Write out the full listing again, exactly as it stands.

§ DATA PROVIDED
▬▬▬▬▬▬▬▬▬▬
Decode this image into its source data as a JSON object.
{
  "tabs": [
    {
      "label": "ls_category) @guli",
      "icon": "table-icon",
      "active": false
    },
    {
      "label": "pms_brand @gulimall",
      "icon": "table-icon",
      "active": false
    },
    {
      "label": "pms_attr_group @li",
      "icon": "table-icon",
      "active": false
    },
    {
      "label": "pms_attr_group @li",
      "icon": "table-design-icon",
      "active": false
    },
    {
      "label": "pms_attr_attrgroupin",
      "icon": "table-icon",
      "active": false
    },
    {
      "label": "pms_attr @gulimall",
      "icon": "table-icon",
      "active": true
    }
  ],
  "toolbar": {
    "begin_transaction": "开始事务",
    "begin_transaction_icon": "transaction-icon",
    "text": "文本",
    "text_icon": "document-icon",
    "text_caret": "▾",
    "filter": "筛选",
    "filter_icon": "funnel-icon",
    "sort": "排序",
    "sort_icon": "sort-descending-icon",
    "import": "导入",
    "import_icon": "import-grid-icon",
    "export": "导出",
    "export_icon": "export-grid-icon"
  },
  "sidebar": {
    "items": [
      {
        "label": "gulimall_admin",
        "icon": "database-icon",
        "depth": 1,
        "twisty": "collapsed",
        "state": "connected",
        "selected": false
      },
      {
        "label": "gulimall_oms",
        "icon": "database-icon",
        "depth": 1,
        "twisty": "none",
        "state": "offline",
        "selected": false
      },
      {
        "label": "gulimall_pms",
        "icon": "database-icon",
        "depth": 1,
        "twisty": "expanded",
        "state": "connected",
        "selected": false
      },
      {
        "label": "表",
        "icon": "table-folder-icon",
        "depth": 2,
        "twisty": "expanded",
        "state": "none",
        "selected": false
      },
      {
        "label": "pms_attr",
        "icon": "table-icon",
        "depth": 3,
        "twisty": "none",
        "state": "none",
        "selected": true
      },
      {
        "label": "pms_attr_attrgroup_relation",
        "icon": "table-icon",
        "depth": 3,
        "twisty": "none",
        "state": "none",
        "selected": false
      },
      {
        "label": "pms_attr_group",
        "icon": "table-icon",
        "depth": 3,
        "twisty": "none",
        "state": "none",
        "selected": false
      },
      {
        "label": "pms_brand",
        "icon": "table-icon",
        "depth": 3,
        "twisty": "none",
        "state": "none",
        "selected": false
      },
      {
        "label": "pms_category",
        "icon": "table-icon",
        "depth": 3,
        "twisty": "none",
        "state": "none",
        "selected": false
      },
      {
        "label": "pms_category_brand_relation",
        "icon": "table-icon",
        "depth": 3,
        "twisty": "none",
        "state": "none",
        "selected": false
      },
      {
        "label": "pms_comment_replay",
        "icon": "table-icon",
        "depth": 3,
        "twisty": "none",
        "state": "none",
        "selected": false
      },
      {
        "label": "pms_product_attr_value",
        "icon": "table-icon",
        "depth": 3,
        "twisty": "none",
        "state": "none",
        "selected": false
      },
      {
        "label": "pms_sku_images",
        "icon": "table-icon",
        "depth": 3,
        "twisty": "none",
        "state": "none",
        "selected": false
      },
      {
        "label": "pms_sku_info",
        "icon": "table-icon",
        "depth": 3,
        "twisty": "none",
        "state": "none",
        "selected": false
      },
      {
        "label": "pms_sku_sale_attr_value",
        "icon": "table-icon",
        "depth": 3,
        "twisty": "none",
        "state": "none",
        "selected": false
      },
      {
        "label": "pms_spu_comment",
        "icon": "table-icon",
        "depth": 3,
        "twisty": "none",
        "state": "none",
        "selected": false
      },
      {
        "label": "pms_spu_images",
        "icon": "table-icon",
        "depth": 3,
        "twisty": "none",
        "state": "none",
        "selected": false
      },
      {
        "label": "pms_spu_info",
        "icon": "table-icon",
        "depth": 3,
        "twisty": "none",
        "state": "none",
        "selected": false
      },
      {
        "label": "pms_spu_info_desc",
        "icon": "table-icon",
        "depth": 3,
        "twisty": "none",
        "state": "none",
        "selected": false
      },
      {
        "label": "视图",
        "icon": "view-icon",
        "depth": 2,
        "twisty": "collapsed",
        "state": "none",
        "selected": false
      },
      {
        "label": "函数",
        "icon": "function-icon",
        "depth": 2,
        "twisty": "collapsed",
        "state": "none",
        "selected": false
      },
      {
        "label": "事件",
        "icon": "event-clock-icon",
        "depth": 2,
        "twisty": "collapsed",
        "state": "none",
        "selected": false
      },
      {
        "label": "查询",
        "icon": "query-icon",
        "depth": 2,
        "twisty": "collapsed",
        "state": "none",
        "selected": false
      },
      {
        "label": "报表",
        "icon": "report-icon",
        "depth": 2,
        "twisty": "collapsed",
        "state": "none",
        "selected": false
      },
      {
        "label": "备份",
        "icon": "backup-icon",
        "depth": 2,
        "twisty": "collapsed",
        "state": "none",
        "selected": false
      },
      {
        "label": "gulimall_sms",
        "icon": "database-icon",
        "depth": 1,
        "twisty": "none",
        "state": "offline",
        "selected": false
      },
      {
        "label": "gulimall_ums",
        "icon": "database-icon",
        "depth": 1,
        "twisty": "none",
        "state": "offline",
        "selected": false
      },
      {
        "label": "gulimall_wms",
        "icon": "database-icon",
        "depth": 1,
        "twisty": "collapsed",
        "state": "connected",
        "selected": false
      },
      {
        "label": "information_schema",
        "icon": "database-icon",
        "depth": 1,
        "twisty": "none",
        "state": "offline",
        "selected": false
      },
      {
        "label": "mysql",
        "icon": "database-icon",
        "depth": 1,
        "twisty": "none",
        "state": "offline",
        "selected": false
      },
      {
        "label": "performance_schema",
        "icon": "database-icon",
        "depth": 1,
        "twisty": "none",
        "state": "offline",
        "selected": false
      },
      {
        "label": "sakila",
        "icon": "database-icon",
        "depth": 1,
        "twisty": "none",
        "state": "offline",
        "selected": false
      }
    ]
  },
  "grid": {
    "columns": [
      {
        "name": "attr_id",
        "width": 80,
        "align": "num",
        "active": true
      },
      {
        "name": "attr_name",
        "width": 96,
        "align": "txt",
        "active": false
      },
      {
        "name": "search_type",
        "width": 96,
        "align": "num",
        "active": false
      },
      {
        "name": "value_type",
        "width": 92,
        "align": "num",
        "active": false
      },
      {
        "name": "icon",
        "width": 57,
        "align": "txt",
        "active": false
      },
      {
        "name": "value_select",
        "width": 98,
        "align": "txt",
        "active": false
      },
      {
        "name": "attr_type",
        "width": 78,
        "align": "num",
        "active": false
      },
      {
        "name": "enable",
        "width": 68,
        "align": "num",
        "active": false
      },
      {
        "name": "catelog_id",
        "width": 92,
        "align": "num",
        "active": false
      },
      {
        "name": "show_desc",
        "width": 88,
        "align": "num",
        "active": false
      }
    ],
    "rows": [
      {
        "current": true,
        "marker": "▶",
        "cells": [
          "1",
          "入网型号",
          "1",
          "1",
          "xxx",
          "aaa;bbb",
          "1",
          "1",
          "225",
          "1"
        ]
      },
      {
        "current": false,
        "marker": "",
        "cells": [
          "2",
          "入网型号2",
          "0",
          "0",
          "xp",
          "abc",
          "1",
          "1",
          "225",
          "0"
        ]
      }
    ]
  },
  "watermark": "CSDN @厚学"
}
▬▬▬▬▬▬▬▬▬▬
§ RESPONSE
Decode this image into its source data as a JSON object.
{
  "tabs": [
    {
      "label": "ls_category) @guli",
      "icon": "table-icon",
      "active": false
    },
    {
      "label": "pms_brand @gulimall",
      "icon": "table-icon",
      "active": false
    },
    {
      "label": "pms_attr_group @li",
      "icon": "table-icon",
      "active": false
    },
    {
      "label": "pms_attr_group @li",
      "icon": "table-design-icon",
      "active": false
    },
    {
      "label": "pms_attr_attrgroupin",
      "icon": "table-icon",
      "active": false
    },
    {
      "label": "pms_attr @gulimall",
      "icon": "table-icon",
      "active": true
    }
  ],
  "toolbar": {
    "begin_transaction": "开始事务",
    "begin_transaction_icon": "transaction-icon",
    "text": "文本",
    "text_icon": "document-icon",
    "text_caret": "▾",
    "filter": "筛选",
    "filter_icon": "funnel-icon",
    "sort": "排序",
    "sort_icon": "sort-descending-icon",
    "import": "导入",
    "import_icon": "import-grid-icon",
    "export": "导出",
    "export_icon": "export-grid-icon"
  },
  "sidebar": {
    "items": [
      {
        "label": "gulimall_admin",
        "icon": "database-icon",
        "depth": 1,
        "twisty": "collapsed",
        "state": "connected",
        "selected": false
      },
      {
        "label": "gulimall_oms",
        "icon": "database-icon",
        "depth": 1,
        "twisty": "none",
        "state": "offline",
        "selected": false
      },
      {
        "label": "gulimall_pms",
        "icon": "database-icon",
        "depth": 1,
        "twisty": "expanded",
        "state": "connected",
        "selected": false
      },
      {
        "label": "表",
        "icon": "table-folder-icon",
        "depth": 2,
        "twisty": "expanded",
        "state": "none",
        "selected": false
      },
      {
        "label": "pms_attr",
        "icon": "table-icon",
        "depth": 3,
        "twisty": "none",
        "state": "none",
        "selected": true
      },
      {
        "label": "pms_attr_attrgroup_relation",
        "icon": "table-icon",
        "depth": 3,
        "twisty": "none",
        "state": "none",
        "selected": false
      },
      {
        "label": "pms_attr_group",
        "icon": "table-icon",
        "depth": 3,
        "twisty": "none",
        "state": "none",
        "selected": false
      },
      {
        "label": "pms_brand",
        "icon": "table-icon",
        "depth": 3,
        "twisty": "none",
        "state": "none",
        "selected": false
      },
      {
        "label": "pms_category",
        "icon": "table-icon",
        "depth": 3,
        "twisty": "none",
        "state": "none",
        "selected": false
      },
      {
        "label": "pms_category_brand_relation",
        "icon": "table-icon",
        "depth": 3,
        "twisty": "none",
        "state": "none",
        "selected": false
      },
      {
        "label": "pms_comment_replay",
        "icon": "table-icon",
        "depth": 3,
        "twisty": "none",
        "state": "none",
        "selected": false
      },
      {
        "label": "pms_product_attr_value",
        "icon": "table-icon",
        "depth": 3,
        "twisty": "none",
        "state": "none",
        "selected": false
      },
      {
        "label": "pms_sku_images",
        "icon": "table-icon",
        "depth": 3,
        "twisty": "none",
        "state": "none",
        "selected": false
      },
      {
        "label": "pms_sku_info",
        "icon": "table-icon",
        "depth": 3,
        "twisty": "none",
        "state": "none",
        "selected": false
      },
      {
        "label": "pms_sku_sale_attr_value",
        "icon": "table-icon",
        "depth": 3,
        "twisty": "none",
        "state": "none",
        "selected": false
      },
      {
        "label": "pms_spu_comment",
        "icon": "table-icon",
        "depth": 3,
        "twisty": "none",
        "state": "none",
        "selected": false
      },
      {
        "label": "pms_spu_images",
        "icon": "table-icon",
        "depth": 3,
        "twisty": "none",
        "state": "none",
        "selected": false
      },
      {
        "label": "pms_spu_info",
        "icon": "table-icon",
        "depth": 3,
        "twisty": "none",
        "state": "none",
        "selected": false
      },
      {
        "label": "pms_spu_info_desc",
        "icon": "table-icon",
        "depth": 3,
        "twisty": "none",
        "state": "none",
        "selected": false
      },
      {
        "label": "视图",
        "icon": "view-icon",
        "depth": 2,
        "twisty": "collapsed",
        "state": "none",
        "selected": false
      },
      {
        "label": "函数",
        "icon": "function-icon",
        "depth": 2,
        "twisty": "collapsed",
        "state": "none",
        "selected": false
      },
      {
        "label": "事件",
        "icon": "event-clock-icon",
        "depth": 2,
        "twisty": "collapsed",
        "state": "none",
        "selected": false
      },
      {
        "label": "查询",
        "icon": "query-icon",
        "depth": 2,
        "twisty": "collapsed",
        "state": "none",
        "selected": false
      },
      {
        "label": "报表",
        "icon": "report-icon",
        "depth": 2,
        "twisty": "collapsed",
        "state": "none",
        "selected": false
      },
      {
        "label": "备份",
        "icon": "backup-icon",
        "depth": 2,
        "twisty": "collapsed",
        "state": "none",
        "selected": false
      },
      {
        "label": "gulimall_sms",
        "icon": "database-icon",
        "depth": 1,
        "twisty": "none",
        "state": "offline",
        "selected": false
      },
      {
        "label": "gulimall_ums",
        "icon": "database-icon",
        "depth": 1,
        "twisty": "none",
        "state": "offline",
        "selected": false
      },
      {
        "label": "gulimall_wms",
        "icon": "database-icon",
        "depth": 1,
        "twisty": "collapsed",
        "state": "connected",
        "selected": false
      },
      {
        "label": "information_schema",
        "icon": "database-icon",
        "depth": 1,
        "twisty": "none",
        "state": "offline",
        "selected": false
      },
      {
        "label": "mysql",
        "icon": "database-icon",
        "depth": 1,
        "twisty": "none",
        "state": "offline",
        "selected": false
      },
      {
        "label": "performance_schema",
        "icon": "database-icon",
        "depth": 1,
        "twisty": "none",
        "state": "offline",
        "selected": false
      },
      {
        "label": "sakila",
        "icon": "database-icon",
        "depth": 1,
        "twisty": "none",
        "state": "offline",
        "selected": false
      }
    ]
  },
  "grid": {
    "columns": [
      {
        "name": "attr_id",
        "width": 80,
        "align": "num",
        "active": true
      },
      {
        "name": "attr_name",
        "width": 96,
        "align": "txt",
        "active": false
      },
      {
        "name": "search_type",
        "width": 96,
        "align": "num",
        "active": false
      },
      {
        "name": "value_type",
        "width": 92,
        "align": "num",
        "active": false
      },
      {
        "name": "icon",
        "width": 57,
        "align": "txt",
        "active": false
      },
      {
        "name": "value_select",
        "width": 98,
        "align": "txt",
        "active": false
      },
      {
        "name": "attr_type",
        "width": 78,
        "align": "num",
        "active": false
      },
      {
        "name": "enable",
        "width": 68,
        "align": "num",
        "active": false
      },
      {
        "name": "catelog_id",
        "width": 92,
        "align": "num",
        "active": false
      },
      {
        "name": "show_desc",
        "width": 88,
        "align": "num",
        "active": false
      }
    ],
    "rows": [
      {
        "current": true,
        "marker": "▶",
        "cells": [
          "1",
          "入网型号",
          "1",
          "1",
          "xxx",
          "aaa;bbb",
          "1",
          "1",
          "225",
          "1"
        ]
      },
      {
        "current": false,
        "marker": "",
        "cells": [
          "2",
          "入网型号2",
          "0",
          "0",
          "xp",
          "abc",
          "1",
          "1",
          "225",
          "0"
        ]
      }
    ]
  },
  "watermark": "CSDN @厚学"
}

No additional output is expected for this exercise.